Select the lines that contain "Curve" and copy each of them.

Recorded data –
= = = = =

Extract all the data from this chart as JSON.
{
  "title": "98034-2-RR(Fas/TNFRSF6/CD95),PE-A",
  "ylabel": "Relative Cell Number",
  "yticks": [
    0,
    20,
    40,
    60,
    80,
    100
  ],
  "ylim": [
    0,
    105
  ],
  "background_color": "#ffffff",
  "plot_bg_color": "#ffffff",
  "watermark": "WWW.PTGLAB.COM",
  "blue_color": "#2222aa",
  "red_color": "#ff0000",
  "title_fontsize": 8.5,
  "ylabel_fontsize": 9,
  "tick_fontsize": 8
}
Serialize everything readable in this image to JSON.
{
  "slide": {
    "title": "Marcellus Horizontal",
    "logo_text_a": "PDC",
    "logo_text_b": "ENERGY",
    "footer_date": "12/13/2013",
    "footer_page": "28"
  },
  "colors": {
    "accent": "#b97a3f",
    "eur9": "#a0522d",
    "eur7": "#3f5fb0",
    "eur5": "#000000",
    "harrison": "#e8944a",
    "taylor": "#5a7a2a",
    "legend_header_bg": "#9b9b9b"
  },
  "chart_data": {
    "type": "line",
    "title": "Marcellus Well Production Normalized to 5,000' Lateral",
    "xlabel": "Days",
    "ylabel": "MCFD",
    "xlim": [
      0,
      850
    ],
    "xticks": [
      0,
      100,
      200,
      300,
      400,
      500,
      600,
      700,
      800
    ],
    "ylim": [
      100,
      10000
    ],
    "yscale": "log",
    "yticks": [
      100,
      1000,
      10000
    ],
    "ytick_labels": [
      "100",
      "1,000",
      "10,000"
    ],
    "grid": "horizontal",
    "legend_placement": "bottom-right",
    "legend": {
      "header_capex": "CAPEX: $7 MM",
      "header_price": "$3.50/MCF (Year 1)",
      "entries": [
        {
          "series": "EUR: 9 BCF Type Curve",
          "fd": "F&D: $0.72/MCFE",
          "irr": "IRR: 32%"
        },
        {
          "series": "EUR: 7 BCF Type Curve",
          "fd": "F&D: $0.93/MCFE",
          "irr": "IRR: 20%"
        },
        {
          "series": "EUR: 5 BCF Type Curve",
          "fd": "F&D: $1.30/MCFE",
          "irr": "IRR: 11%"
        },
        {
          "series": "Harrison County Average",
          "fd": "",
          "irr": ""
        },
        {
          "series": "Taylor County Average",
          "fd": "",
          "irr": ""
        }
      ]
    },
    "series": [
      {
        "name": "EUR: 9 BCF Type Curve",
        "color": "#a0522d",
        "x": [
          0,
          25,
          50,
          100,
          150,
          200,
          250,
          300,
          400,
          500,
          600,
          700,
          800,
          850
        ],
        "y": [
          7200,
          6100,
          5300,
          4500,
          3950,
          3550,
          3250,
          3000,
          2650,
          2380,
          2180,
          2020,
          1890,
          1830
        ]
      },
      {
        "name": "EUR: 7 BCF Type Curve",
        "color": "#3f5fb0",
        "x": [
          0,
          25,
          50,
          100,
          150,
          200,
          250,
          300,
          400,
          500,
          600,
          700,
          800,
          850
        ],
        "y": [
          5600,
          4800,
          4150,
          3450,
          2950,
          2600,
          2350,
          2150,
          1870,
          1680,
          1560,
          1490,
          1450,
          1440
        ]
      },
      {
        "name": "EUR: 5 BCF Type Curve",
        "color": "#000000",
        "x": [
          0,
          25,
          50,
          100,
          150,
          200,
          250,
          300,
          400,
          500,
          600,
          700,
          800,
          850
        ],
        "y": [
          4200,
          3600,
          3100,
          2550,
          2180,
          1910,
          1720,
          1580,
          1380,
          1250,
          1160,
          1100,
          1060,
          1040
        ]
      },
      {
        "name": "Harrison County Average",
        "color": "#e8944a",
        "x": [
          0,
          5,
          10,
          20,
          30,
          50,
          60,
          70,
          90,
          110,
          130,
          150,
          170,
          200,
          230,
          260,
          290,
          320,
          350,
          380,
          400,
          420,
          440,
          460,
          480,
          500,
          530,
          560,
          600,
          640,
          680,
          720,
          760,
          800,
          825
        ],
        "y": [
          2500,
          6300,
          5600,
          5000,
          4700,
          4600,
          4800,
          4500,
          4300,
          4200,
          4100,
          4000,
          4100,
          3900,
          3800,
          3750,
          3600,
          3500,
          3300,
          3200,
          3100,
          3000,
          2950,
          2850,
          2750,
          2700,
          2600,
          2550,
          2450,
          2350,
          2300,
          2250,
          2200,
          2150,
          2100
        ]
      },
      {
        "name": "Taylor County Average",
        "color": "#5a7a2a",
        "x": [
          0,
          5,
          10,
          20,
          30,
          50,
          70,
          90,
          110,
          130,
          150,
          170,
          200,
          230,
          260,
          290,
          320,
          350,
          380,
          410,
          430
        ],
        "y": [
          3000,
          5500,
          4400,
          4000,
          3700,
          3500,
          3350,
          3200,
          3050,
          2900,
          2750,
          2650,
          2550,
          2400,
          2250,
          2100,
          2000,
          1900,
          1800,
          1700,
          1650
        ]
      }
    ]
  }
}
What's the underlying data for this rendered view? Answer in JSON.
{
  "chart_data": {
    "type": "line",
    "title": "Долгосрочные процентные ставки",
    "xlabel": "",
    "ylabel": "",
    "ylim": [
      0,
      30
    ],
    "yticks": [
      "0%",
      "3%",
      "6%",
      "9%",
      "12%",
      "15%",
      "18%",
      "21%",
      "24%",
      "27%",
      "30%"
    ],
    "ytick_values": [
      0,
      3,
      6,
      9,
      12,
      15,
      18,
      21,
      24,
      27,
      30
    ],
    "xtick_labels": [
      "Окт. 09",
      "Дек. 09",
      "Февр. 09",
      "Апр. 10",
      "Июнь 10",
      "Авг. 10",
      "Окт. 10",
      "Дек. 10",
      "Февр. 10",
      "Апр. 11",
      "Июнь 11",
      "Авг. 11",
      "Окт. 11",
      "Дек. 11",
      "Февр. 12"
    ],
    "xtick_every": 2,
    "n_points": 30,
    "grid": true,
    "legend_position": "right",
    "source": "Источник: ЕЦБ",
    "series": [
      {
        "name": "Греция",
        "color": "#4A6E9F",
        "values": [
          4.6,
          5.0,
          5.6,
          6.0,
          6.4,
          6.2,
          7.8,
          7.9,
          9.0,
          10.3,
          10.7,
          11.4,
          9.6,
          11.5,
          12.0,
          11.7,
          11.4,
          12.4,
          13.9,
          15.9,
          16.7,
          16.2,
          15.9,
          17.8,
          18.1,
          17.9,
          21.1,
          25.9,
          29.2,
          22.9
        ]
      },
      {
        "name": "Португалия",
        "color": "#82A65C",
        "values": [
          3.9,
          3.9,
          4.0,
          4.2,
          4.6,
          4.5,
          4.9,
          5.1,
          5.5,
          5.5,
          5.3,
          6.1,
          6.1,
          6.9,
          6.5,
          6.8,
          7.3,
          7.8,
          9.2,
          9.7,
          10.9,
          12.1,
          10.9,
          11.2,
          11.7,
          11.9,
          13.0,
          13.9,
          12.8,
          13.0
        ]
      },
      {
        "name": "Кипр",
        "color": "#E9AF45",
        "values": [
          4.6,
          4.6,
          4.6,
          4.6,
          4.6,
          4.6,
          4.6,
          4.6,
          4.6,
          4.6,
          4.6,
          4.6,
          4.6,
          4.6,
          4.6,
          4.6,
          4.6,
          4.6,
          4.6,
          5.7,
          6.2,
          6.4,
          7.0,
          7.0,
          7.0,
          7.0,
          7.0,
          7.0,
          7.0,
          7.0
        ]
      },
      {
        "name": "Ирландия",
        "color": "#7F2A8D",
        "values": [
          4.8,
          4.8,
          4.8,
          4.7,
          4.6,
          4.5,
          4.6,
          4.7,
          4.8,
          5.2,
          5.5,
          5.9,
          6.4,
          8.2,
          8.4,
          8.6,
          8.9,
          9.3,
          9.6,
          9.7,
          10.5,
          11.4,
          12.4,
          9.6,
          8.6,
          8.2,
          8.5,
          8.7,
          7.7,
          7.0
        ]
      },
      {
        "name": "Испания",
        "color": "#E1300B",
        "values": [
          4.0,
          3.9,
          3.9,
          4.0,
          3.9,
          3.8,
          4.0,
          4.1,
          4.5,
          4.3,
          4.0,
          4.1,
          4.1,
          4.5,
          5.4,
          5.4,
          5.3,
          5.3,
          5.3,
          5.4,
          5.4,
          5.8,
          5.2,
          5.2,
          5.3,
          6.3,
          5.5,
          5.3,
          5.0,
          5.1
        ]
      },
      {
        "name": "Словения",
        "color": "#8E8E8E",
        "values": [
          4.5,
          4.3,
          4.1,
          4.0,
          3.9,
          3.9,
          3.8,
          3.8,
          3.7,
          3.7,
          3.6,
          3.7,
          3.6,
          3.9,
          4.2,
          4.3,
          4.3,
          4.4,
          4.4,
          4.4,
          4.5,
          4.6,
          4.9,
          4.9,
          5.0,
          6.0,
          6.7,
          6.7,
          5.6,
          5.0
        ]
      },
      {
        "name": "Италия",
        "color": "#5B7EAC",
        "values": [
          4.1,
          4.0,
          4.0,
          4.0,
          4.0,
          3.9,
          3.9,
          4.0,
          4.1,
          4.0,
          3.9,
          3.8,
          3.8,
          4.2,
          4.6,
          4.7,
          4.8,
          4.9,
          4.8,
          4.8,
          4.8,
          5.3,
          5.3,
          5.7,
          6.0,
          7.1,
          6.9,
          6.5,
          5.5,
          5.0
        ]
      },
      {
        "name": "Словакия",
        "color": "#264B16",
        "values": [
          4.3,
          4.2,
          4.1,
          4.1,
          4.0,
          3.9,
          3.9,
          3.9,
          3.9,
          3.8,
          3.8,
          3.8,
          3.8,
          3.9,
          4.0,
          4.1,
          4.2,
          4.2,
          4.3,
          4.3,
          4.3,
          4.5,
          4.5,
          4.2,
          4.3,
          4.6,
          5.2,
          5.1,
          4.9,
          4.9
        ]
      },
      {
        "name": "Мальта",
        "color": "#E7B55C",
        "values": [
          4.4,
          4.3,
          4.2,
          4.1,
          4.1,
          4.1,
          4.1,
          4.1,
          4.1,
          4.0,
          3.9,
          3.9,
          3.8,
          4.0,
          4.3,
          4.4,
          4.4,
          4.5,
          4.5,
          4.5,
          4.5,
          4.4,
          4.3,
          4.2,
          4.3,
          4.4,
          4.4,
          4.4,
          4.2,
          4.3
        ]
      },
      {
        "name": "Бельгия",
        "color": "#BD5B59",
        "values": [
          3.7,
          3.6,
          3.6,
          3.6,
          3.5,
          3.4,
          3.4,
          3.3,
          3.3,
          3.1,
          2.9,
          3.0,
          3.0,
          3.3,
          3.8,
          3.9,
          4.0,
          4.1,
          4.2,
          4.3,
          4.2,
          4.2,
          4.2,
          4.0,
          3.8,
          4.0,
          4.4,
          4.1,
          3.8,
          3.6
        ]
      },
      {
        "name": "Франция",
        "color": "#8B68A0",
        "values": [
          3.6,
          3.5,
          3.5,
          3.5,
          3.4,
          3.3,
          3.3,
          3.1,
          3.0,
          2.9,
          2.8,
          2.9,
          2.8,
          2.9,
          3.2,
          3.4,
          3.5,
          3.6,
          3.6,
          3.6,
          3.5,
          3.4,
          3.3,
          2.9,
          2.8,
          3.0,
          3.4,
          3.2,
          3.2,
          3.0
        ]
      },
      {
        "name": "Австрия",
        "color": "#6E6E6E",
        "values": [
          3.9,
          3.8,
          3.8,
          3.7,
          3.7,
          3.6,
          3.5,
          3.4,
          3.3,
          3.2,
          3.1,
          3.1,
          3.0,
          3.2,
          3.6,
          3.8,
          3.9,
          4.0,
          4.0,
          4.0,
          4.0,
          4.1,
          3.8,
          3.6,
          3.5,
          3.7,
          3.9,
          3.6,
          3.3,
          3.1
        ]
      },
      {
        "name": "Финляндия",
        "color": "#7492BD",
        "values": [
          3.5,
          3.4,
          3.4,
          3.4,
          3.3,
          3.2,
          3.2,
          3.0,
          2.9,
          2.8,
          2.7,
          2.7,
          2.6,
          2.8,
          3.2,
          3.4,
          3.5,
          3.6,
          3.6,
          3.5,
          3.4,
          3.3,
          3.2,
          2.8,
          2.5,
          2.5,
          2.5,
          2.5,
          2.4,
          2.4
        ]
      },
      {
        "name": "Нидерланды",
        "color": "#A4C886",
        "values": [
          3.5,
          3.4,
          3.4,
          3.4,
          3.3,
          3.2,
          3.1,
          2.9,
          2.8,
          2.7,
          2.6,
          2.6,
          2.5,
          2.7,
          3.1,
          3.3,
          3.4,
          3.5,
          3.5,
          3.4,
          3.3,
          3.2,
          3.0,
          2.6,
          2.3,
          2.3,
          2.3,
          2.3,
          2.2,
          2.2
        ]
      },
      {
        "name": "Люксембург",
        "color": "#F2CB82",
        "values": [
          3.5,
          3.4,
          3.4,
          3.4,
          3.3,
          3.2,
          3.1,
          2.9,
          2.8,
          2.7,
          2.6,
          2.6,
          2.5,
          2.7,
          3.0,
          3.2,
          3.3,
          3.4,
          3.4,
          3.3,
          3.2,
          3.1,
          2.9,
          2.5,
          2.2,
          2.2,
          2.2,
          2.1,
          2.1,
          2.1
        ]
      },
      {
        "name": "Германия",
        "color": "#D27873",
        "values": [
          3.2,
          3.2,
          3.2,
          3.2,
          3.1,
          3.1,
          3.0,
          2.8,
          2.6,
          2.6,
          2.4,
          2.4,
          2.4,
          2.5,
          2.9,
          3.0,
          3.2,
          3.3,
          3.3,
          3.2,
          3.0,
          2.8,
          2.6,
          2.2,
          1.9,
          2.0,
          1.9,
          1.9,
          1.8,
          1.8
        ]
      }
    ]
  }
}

= = = = =

WORKED ANSWER –
          "series": "EUR: 9 BCF Type Curve",
          "series": "EUR: 7 BCF Type Curve",
          "series": "EUR: 5 BCF Type Curve",
        "name": "EUR: 9 BCF Type Curve",
        "name": "EUR: 7 BCF Type Curve",
        "name": "EUR: 5 BCF Type Curve",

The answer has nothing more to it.